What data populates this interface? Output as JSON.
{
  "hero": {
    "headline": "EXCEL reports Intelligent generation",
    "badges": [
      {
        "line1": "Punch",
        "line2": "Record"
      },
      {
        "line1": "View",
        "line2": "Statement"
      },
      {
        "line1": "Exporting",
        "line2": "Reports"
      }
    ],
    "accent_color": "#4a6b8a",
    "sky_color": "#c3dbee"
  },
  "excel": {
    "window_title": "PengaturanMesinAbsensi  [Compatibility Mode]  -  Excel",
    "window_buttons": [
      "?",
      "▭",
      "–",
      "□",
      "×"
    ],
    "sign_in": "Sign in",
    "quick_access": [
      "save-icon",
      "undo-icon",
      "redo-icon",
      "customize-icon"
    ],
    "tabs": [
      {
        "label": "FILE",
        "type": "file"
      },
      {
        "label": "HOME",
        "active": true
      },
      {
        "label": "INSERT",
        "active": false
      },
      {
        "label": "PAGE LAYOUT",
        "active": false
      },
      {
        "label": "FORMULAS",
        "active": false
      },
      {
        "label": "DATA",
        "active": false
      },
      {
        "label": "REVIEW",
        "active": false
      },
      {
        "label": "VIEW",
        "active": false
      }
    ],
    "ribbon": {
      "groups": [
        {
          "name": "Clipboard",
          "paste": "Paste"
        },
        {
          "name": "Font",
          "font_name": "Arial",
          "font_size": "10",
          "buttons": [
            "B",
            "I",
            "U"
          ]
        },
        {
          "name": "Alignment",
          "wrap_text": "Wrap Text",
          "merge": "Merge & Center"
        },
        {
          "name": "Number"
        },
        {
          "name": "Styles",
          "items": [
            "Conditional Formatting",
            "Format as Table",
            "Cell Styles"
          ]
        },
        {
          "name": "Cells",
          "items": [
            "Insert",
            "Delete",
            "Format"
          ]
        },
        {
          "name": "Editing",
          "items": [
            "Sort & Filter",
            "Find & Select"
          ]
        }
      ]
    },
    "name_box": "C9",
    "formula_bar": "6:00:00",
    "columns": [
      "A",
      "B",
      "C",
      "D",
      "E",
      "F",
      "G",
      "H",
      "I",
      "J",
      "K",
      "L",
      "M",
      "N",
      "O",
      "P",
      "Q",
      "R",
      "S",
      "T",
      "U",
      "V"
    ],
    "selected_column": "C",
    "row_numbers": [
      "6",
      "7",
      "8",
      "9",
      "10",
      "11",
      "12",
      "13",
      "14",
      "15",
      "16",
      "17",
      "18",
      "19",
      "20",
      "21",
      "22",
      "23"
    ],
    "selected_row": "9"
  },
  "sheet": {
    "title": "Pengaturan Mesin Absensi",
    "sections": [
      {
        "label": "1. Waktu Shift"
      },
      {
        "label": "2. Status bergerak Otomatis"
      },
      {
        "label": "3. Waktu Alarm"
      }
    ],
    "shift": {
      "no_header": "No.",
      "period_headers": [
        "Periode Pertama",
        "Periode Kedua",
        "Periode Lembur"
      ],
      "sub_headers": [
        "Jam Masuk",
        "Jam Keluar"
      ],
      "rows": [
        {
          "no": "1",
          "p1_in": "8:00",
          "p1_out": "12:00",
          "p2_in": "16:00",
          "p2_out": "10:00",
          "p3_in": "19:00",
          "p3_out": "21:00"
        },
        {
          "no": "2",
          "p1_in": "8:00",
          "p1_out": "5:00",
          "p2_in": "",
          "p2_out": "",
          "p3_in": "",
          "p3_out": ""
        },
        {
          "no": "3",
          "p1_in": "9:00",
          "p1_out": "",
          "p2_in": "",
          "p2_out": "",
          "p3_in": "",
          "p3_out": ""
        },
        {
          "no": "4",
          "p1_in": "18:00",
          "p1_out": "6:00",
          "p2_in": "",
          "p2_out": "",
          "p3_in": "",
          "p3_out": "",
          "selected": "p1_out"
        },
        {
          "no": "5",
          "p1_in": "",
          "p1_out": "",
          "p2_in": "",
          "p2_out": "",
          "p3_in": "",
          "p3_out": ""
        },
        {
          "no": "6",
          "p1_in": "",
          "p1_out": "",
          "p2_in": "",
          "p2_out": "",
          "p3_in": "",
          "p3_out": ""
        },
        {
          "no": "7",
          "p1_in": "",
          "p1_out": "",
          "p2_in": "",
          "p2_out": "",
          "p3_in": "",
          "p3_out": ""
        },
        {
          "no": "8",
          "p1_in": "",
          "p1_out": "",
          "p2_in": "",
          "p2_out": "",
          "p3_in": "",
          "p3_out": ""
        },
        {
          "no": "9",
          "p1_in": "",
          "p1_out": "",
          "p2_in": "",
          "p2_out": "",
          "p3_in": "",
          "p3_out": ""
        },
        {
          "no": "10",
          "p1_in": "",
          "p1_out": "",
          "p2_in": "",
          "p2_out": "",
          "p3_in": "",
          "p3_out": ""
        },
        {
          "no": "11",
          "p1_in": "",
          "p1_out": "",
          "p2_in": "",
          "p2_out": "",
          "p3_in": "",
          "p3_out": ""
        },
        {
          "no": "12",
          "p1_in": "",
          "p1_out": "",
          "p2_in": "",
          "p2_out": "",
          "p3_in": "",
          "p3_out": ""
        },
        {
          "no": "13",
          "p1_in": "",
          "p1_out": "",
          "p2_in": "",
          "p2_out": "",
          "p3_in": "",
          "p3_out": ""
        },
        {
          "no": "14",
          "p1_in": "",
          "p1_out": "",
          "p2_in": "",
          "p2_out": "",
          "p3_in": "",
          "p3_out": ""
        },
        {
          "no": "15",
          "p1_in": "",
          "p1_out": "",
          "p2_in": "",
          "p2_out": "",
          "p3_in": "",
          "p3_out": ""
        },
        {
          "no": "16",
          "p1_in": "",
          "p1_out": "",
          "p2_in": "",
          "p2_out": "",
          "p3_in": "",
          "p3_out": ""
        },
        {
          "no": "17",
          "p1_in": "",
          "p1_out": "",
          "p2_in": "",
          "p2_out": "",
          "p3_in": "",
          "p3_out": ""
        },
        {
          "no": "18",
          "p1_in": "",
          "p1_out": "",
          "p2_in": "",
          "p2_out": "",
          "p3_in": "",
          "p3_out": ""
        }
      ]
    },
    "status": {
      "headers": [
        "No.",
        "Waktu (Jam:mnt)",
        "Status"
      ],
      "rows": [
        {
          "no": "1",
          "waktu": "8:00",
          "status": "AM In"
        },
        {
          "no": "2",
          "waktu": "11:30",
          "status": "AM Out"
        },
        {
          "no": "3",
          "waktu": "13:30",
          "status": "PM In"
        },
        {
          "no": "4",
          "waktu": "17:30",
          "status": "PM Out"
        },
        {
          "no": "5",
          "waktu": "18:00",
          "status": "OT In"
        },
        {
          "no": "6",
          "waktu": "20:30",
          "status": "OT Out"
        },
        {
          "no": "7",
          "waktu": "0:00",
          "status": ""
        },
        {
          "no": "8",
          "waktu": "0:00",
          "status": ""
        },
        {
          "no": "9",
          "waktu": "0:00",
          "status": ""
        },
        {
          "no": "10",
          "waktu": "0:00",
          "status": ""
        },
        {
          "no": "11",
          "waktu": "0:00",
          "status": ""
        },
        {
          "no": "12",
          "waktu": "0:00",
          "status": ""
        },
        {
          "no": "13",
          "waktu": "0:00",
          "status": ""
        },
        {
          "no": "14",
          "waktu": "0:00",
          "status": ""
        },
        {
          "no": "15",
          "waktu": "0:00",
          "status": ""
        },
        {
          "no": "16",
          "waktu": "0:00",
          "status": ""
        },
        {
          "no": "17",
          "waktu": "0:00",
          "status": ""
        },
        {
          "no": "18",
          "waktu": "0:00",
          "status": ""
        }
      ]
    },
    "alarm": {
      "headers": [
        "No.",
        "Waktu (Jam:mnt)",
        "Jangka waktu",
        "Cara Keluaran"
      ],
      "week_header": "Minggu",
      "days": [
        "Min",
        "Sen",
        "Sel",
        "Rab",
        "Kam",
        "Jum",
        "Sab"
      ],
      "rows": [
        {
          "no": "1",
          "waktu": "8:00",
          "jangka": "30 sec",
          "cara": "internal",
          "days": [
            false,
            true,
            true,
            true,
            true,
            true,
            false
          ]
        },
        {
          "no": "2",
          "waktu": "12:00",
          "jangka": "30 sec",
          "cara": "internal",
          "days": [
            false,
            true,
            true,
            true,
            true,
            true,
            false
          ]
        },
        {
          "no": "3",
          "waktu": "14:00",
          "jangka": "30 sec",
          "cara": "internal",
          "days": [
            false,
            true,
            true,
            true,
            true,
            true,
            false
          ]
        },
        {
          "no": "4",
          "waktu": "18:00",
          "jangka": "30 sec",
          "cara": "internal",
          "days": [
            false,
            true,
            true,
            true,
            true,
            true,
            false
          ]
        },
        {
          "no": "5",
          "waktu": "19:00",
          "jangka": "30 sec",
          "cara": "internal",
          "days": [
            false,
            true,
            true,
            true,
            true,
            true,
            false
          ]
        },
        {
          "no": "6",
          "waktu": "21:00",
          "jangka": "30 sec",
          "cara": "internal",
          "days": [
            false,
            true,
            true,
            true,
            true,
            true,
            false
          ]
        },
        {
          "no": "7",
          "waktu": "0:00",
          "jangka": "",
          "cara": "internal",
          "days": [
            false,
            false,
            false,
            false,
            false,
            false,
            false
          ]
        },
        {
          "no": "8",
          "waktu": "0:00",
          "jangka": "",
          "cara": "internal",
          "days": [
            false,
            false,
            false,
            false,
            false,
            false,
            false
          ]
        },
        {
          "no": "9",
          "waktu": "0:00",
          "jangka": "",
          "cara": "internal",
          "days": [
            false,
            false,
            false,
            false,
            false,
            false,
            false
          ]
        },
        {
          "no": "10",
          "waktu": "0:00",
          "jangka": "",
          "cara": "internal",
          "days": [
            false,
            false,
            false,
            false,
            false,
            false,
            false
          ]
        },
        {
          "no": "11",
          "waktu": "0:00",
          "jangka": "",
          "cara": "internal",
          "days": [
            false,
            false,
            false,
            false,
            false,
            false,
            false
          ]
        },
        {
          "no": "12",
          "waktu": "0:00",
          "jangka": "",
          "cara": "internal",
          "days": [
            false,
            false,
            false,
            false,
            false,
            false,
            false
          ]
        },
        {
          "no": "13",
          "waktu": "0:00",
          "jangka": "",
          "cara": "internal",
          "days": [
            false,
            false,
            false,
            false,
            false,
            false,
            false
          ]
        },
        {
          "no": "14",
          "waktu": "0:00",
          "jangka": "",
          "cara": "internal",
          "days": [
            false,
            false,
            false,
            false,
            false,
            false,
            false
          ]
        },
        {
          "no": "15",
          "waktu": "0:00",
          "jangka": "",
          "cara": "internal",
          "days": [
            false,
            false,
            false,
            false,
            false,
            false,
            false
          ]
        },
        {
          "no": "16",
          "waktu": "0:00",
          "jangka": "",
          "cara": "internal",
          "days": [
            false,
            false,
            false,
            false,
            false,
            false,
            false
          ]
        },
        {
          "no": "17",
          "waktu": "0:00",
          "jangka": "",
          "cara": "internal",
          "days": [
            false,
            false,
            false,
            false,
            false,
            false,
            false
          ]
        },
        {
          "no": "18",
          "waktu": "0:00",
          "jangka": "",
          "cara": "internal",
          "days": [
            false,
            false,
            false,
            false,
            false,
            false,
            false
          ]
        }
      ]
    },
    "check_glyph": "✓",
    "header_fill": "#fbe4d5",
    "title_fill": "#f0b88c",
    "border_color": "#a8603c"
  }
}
####################
#### [STATED GOAL]
The required answer is a single number: the count of lines in the entries that hold the string "Periode".

#### [RESULT OF THE EXERCISE]
3